* **Dataset content**:
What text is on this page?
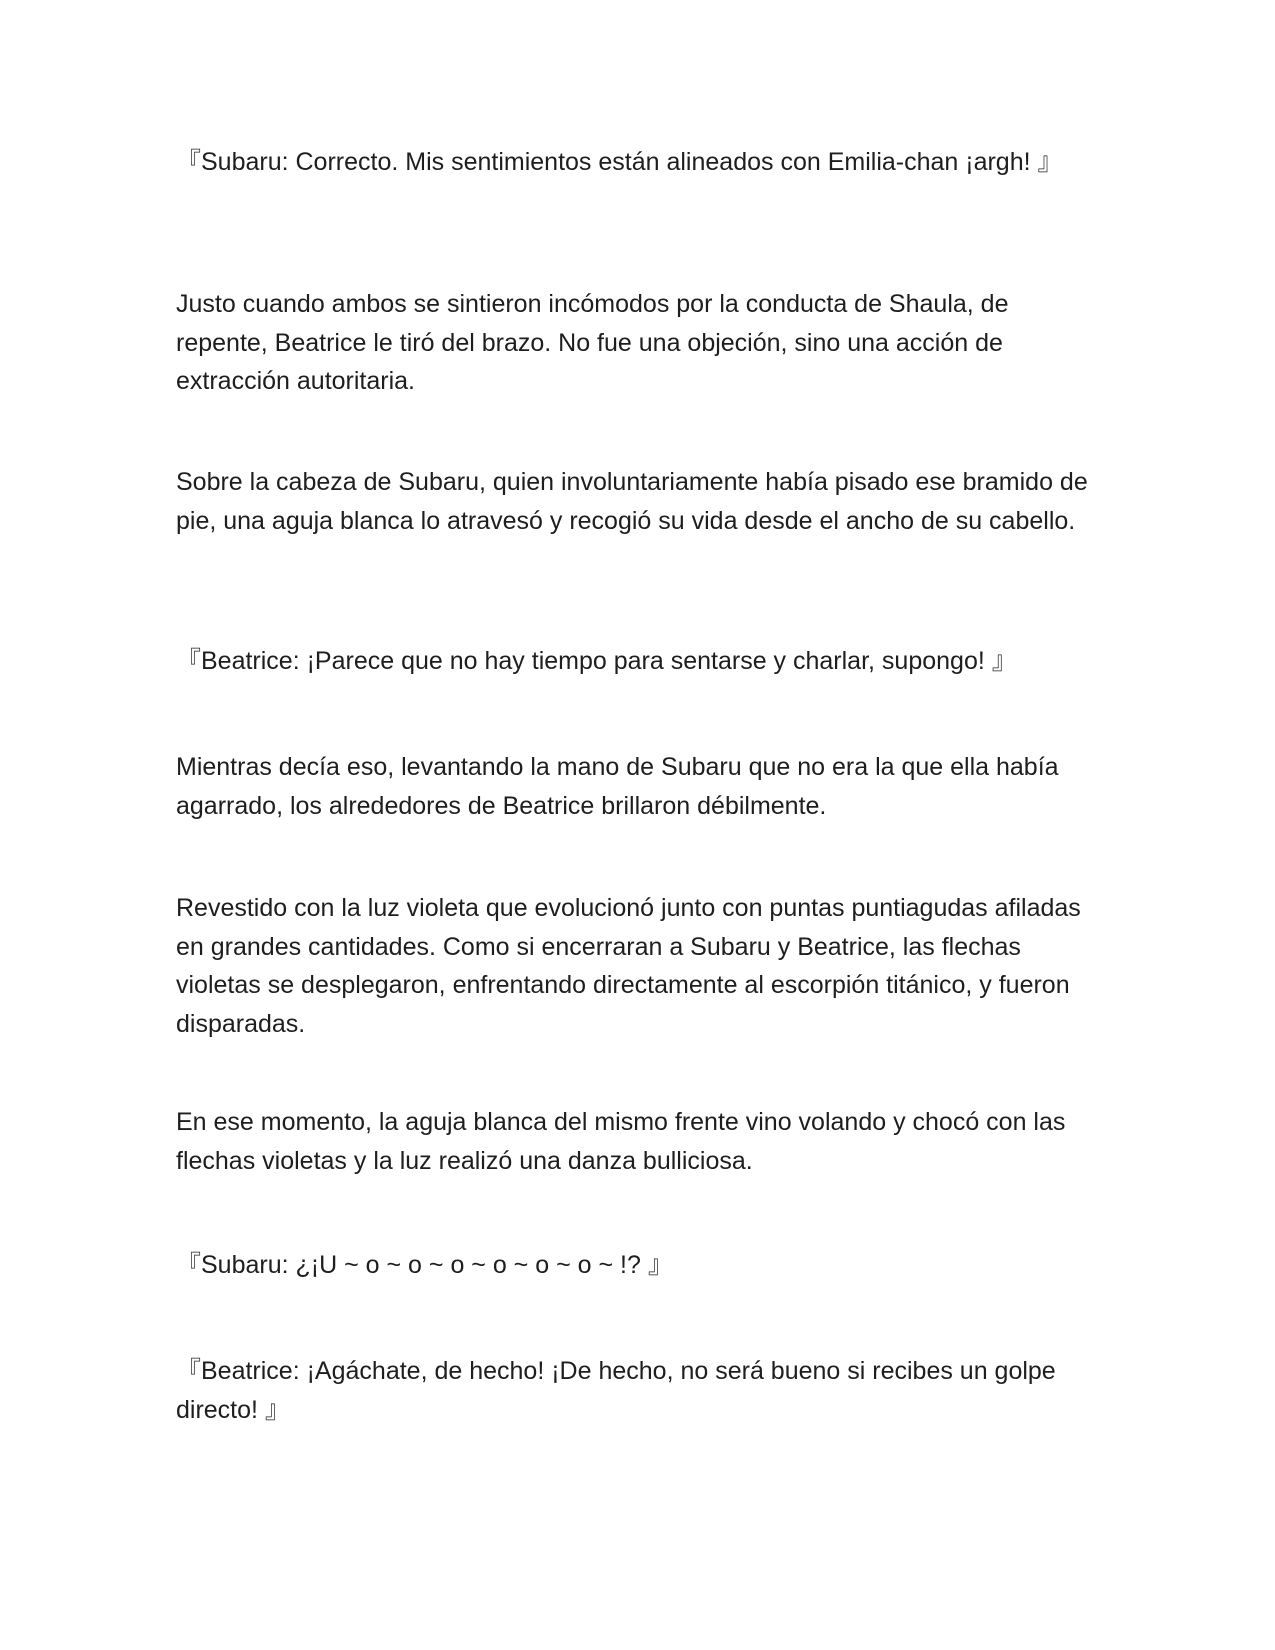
『Subaru: Correcto. Mis sentimientos están alineados con Emilia-chan ¡argh! 』

Justo cuando ambos se sintieron incómodos por la conducta de Shaula, de repente, Beatrice le tiró del brazo. No fue una objeción, sino una acción de extracción autoritaria.

Sobre la cabeza de Subaru, quien involuntariamente había pisado ese bramido de pie, una aguja blanca lo atravesó y recogió su vida desde el ancho de su cabello.

『Beatrice: ¡Parece que no hay tiempo para sentarse y charlar, supongo! 』

Mientras decía eso, levantando la mano de Subaru que no era la que ella había agarrado, los alrededores de Beatrice brillaron débilmente.

Revestido con la luz violeta que evolucionó junto con puntas puntiagudas afiladas en grandes cantidades. Como si encerraran a Subaru y Beatrice, las flechas violetas se desplegaron, enfrentando directamente al escorpión titánico, y fueron disparadas.

En ese momento, la aguja blanca del mismo frente vino volando y chocó con las flechas violetas y la luz realizó una danza bulliciosa.

『Subaru: ¿¡U ~ o ~ o ~ o ~ o ~ o ~ o ~ !? 』

『Beatrice: ¡Agáchate, de hecho! ¡De hecho, no será bueno si recibes un golpe directo! 』
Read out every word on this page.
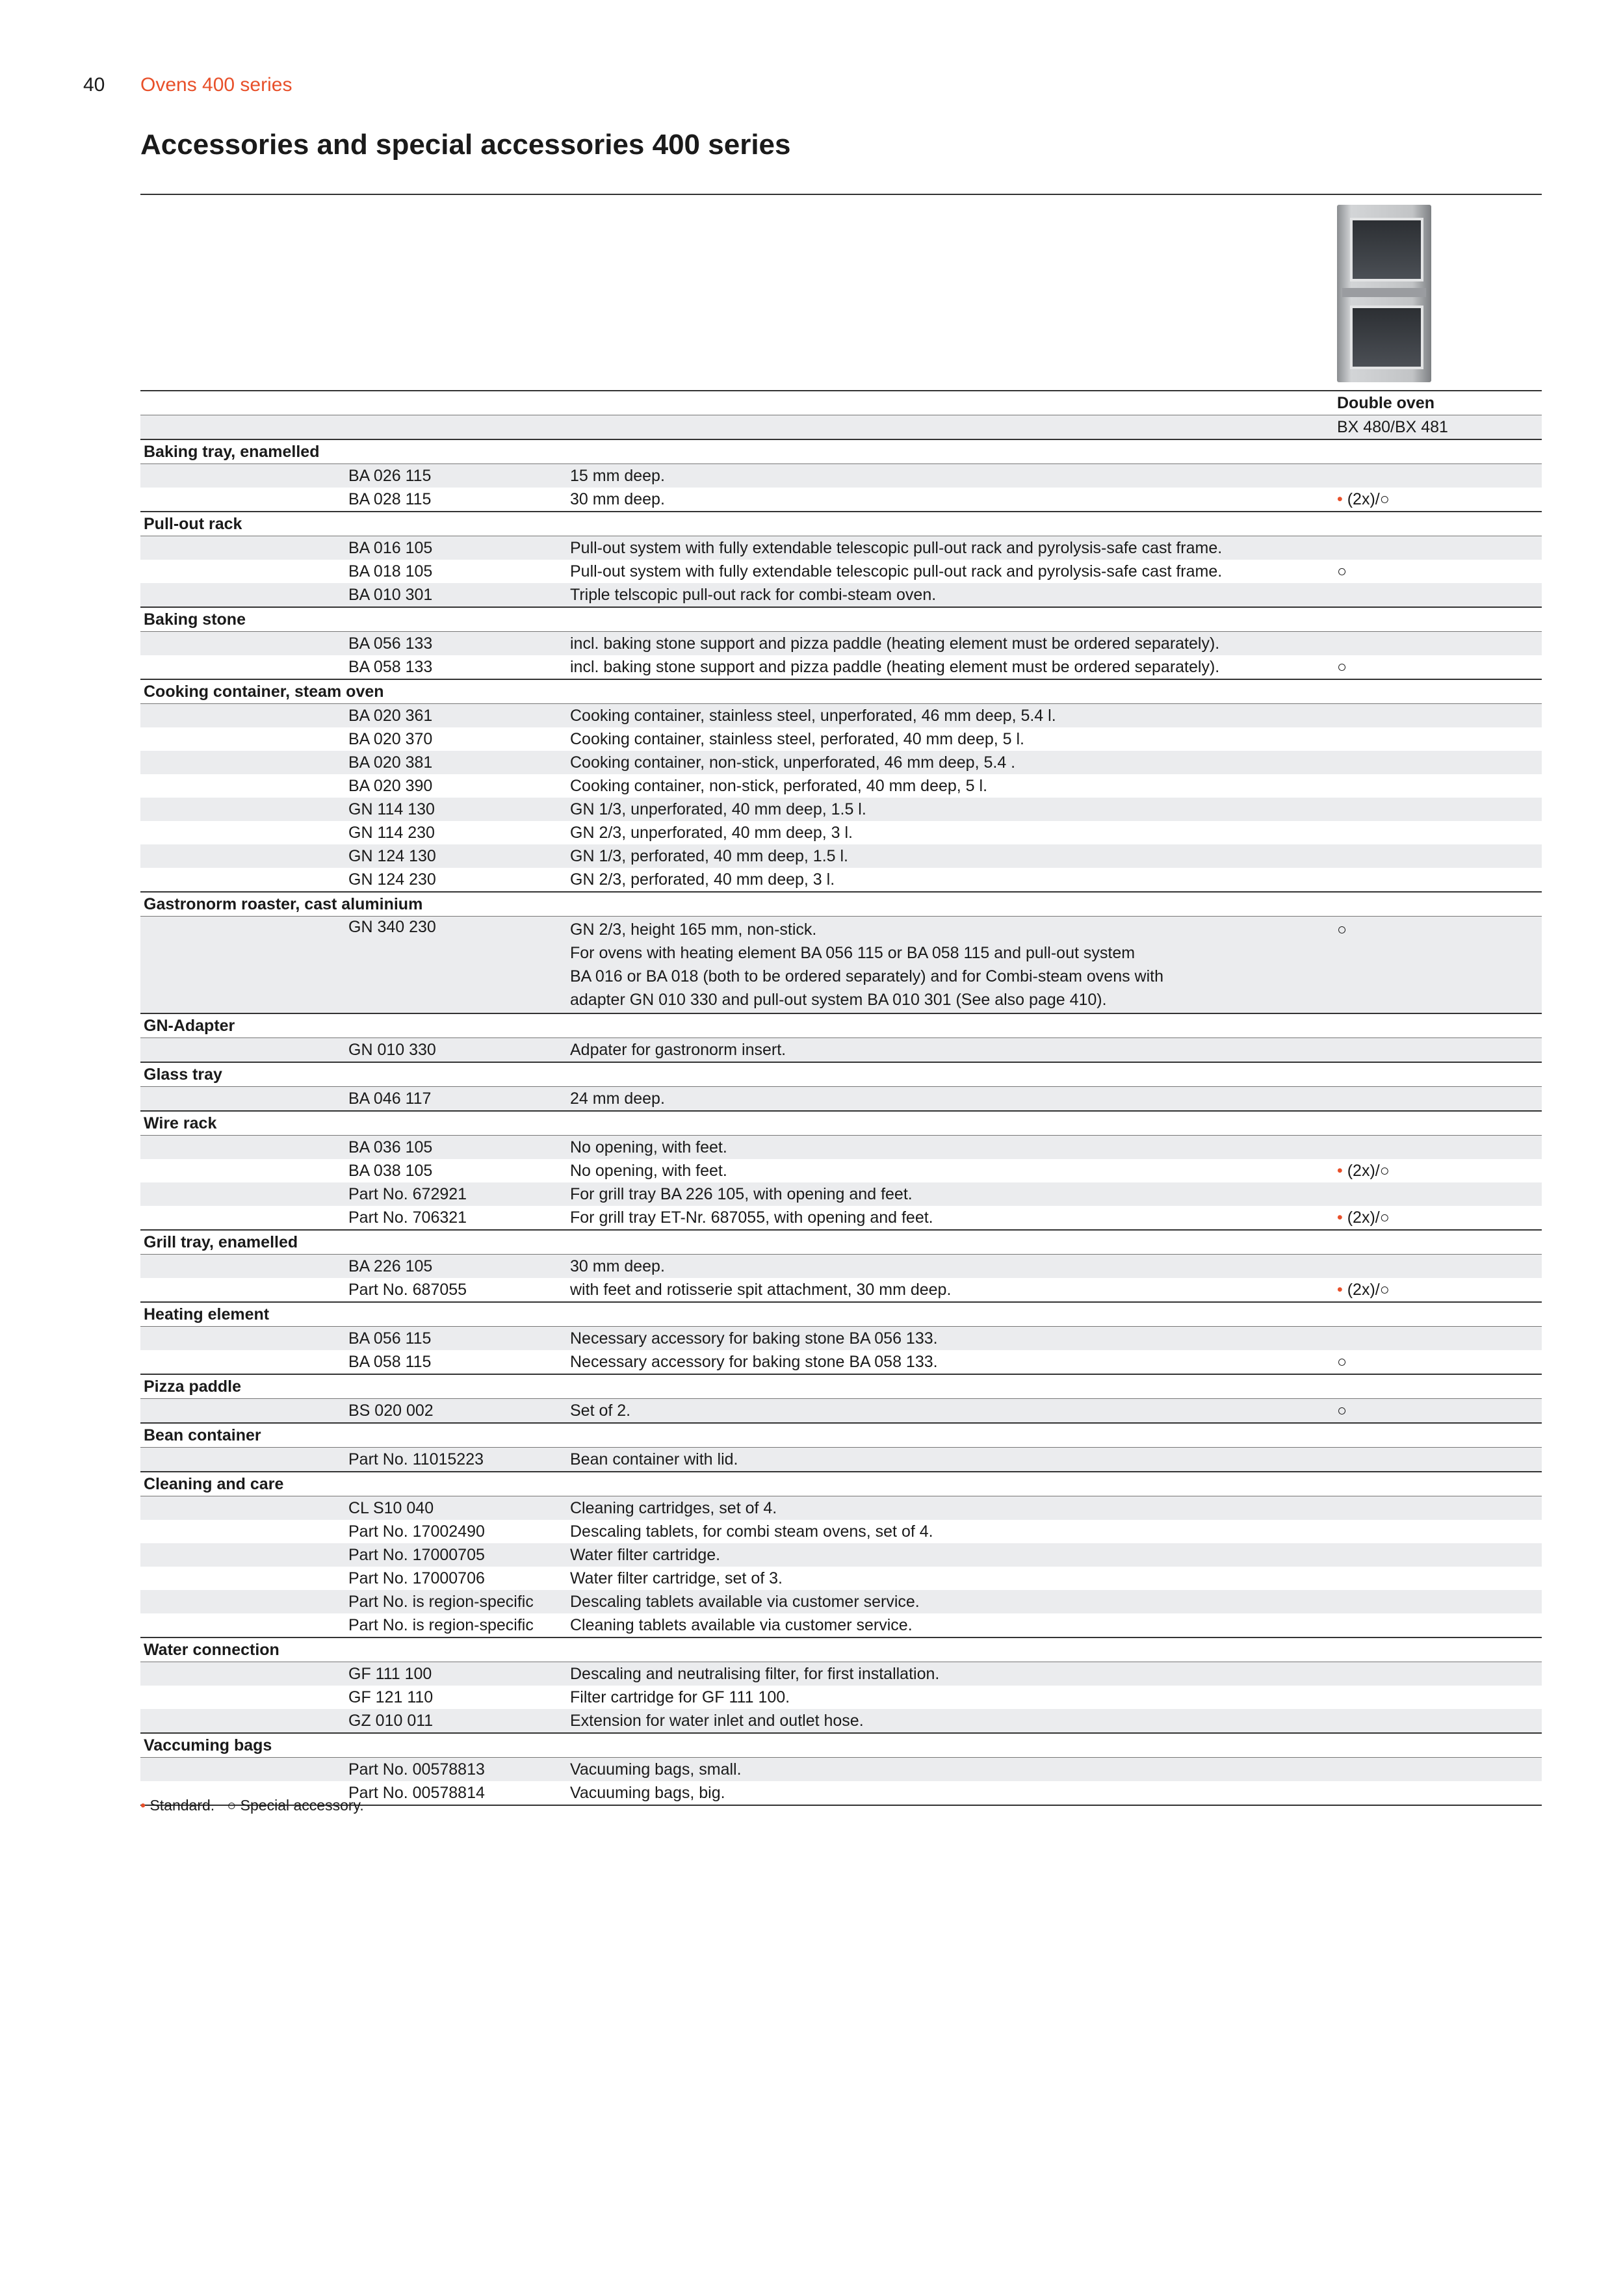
40 Ovens 400 series
Accessories and special accessories 400 series
Double oven
BX 480/BX 481
Baking tray, enamelled
BA 026 115	15 mm deep.
BA 028 115	30 mm deep.	• (2x)/○
Pull-out rack
BA 016 105	Pull-out system with fully extendable telescopic pull-out rack and pyrolysis-safe cast frame.
BA 018 105	Pull-out system with fully extendable telescopic pull-out rack and pyrolysis-safe cast frame.	○
BA 010 301	Triple telscopic pull-out rack for combi-steam oven.
Baking stone
BA 056 133	incl. baking stone support and pizza paddle (heating element must be ordered separately).
BA 058 133	incl. baking stone support and pizza paddle (heating element must be ordered separately).	○
Cooking container, steam oven
BA 020 361	Cooking container, stainless steel, unperforated, 46 mm deep, 5.4 l.
BA 020 370	Cooking container, stainless steel, perforated, 40 mm deep, 5 l.
BA 020 381	Cooking container, non-stick, unperforated, 46 mm deep, 5.4 .
BA 020 390	Cooking container, non-stick, perforated, 40 mm deep, 5 l.
GN 114 130	GN 1/3, unperforated, 40 mm deep, 1.5 l.
GN 114 230	GN 2/3, unperforated, 40 mm deep, 3 l.
GN 124 130	GN 1/3, perforated, 40 mm deep, 1.5 l.
GN 124 230	GN 2/3, perforated, 40 mm deep, 3 l.
Gastronorm roaster, cast aluminium
GN 340 230	GN 2/3, height 165 mm, non-stick.
For ovens with heating element BA 056 115 or BA 058 115 and pull-out system
BA 016 or BA 018 (both to be ordered separately) and for Combi-steam ovens with
adapter GN 010 330 and pull-out system BA 010 301 (See also page 410).
○
GN-Adapter
GN 010 330	Adpater for gastronorm insert.
Glass tray
BA 046 117	24 mm deep.
Wire rack
BA 036 105	No opening, with feet.
BA 038 105	No opening, with feet.	• (2x)/○
Part No. 672921	For grill tray BA 226 105, with opening and feet.
Part No. 706321	For grill tray ET-Nr. 687055, with opening and feet.	• (2x)/○
Grill tray, enamelled
BA 226 105	30 mm deep.
Part No. 687055	with feet and rotisserie spit attachment, 30 mm deep.	• (2x)/○
Heating element
BA 056 115	Necessary accessory for baking stone BA 056 133.
BA 058 115	Necessary accessory for baking stone BA 058 133.	○
Pizza paddle
BS 020 002	Set of 2.	○
Bean container
Part No. 11015223	Bean container with lid.
Cleaning and care
CL S10 040	Cleaning cartridges, set of 4.
Part No. 17002490	Descaling tablets, for combi steam ovens, set of 4.
Part No. 17000705	Water filter cartridge.
Part No. 17000706	Water filter cartridge, set of 3.
Part No. is region-specific	Descaling tablets available via customer service.
Part No. is region-specific	Cleaning tablets available via customer service.
Water connection
GF 111 100	Descaling and neutralising filter, for first installation.
GF 121 110	Filter cartridge for GF 111 100.
GZ 010 011	Extension for water inlet and outlet hose.
Vaccuming bags
Part No. 00578813	Vacuuming bags, small.
Part No. 00578814	Vacuuming bags, big.
• Standard. ○ Special accessory.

* **Written problem**: Write out all the entries exactly, except for the pictures.

* **Written response**:
What text is on this page?
『Subaru: Correcto. Mis sentimientos están alineados con Emilia-chan ¡argh! 』

Justo cuando ambos se sintieron incómodos por la conducta de Shaula, de repente, Beatrice le tiró del brazo. No fue una objeción, sino una acción de extracción autoritaria.

Sobre la cabeza de Subaru, quien involuntariamente había pisado ese bramido de pie, una aguja blanca lo atravesó y recogió su vida desde el ancho de su cabello.

『Beatrice: ¡Parece que no hay tiempo para sentarse y charlar, supongo! 』

Mientras decía eso, levantando la mano de Subaru que no era la que ella había agarrado, los alrededores de Beatrice brillaron débilmente.

Revestido con la luz violeta que evolucionó junto con puntas puntiagudas afiladas en grandes cantidades. Como si encerraran a Subaru y Beatrice, las flechas violetas se desplegaron, enfrentando directamente al escorpión titánico, y fueron disparadas.

En ese momento, la aguja blanca del mismo frente vino volando y chocó con las flechas violetas y la luz realizó una danza bulliciosa.

『Subaru: ¿¡U ~ o ~ o ~ o ~ o ~ o ~ o ~ !? 』

『Beatrice: ¡Agáchate, de hecho! ¡De hecho, no será bueno si recibes un golpe directo! 』
Read out every word on this page.
40 Ovens 400 series
Accessories and special accessories 400 series
Double oven
BX 480/BX 481
Baking tray, enamelled
BA 026 115	15 mm deep.
BA 028 115	30 mm deep.	• (2x)/○
Pull-out rack
BA 016 105	Pull-out system with fully extendable telescopic pull-out rack and pyrolysis-safe cast frame.
BA 018 105	Pull-out system with fully extendable telescopic pull-out rack and pyrolysis-safe cast frame.	○
BA 010 301	Triple telscopic pull-out rack for combi-steam oven.
Baking stone
BA 056 133	incl. baking stone support and pizza paddle (heating element must be ordered separately).
BA 058 133	incl. baking stone support and pizza paddle (heating element must be ordered separately).	○
Cooking container, steam oven
BA 020 361	Cooking container, stainless steel, unperforated, 46 mm deep, 5.4 l.
BA 020 370	Cooking container, stainless steel, perforated, 40 mm deep, 5 l.
BA 020 381	Cooking container, non-stick, unperforated, 46 mm deep, 5.4 .
BA 020 390	Cooking container, non-stick, perforated, 40 mm deep, 5 l.
GN 114 130	GN 1/3, unperforated, 40 mm deep, 1.5 l.
GN 114 230	GN 2/3, unperforated, 40 mm deep, 3 l.
GN 124 130	GN 1/3, perforated, 40 mm deep, 1.5 l.
GN 124 230	GN 2/3, perforated, 40 mm deep, 3 l.
Gastronorm roaster, cast aluminium
GN 340 230	GN 2/3, height 165 mm, non-stick.
For ovens with heating element BA 056 115 or BA 058 115 and pull-out system
BA 016 or BA 018 (both to be ordered separately) and for Combi-steam ovens with
adapter GN 010 330 and pull-out system BA 010 301 (See also page 410).
○
GN-Adapter
GN 010 330	Adpater for gastronorm insert.
Glass tray
BA 046 117	24 mm deep.
Wire rack
BA 036 105	No opening, with feet.
BA 038 105	No opening, with feet.	• (2x)/○
Part No. 672921	For grill tray BA 226 105, with opening and feet.
Part No. 706321	For grill tray ET-Nr. 687055, with opening and feet.	• (2x)/○
Grill tray, enamelled
BA 226 105	30 mm deep.
Part No. 687055	with feet and rotisserie spit attachment, 30 mm deep.	• (2x)/○
Heating element
BA 056 115	Necessary accessory for baking stone BA 056 133.
BA 058 115	Necessary accessory for baking stone BA 058 133.	○
Pizza paddle
BS 020 002	Set of 2.	○
Bean container
Part No. 11015223	Bean container with lid.
Cleaning and care
CL S10 040	Cleaning cartridges, set of 4.
Part No. 17002490	Descaling tablets, for combi steam ovens, set of 4.
Part No. 17000705	Water filter cartridge.
Part No. 17000706	Water filter cartridge, set of 3.
Part No. is region-specific	Descaling tablets available via customer service.
Part No. is region-specific	Cleaning tablets available via customer service.
Water connection
GF 111 100	Descaling and neutralising filter, for first installation.
GF 121 110	Filter cartridge for GF 111 100.
GZ 010 011	Extension for water inlet and outlet hose.
Vaccuming bags
Part No. 00578813	Vacuuming bags, small.
Part No. 00578814	Vacuuming bags, big.
• Standard. ○ Special accessory.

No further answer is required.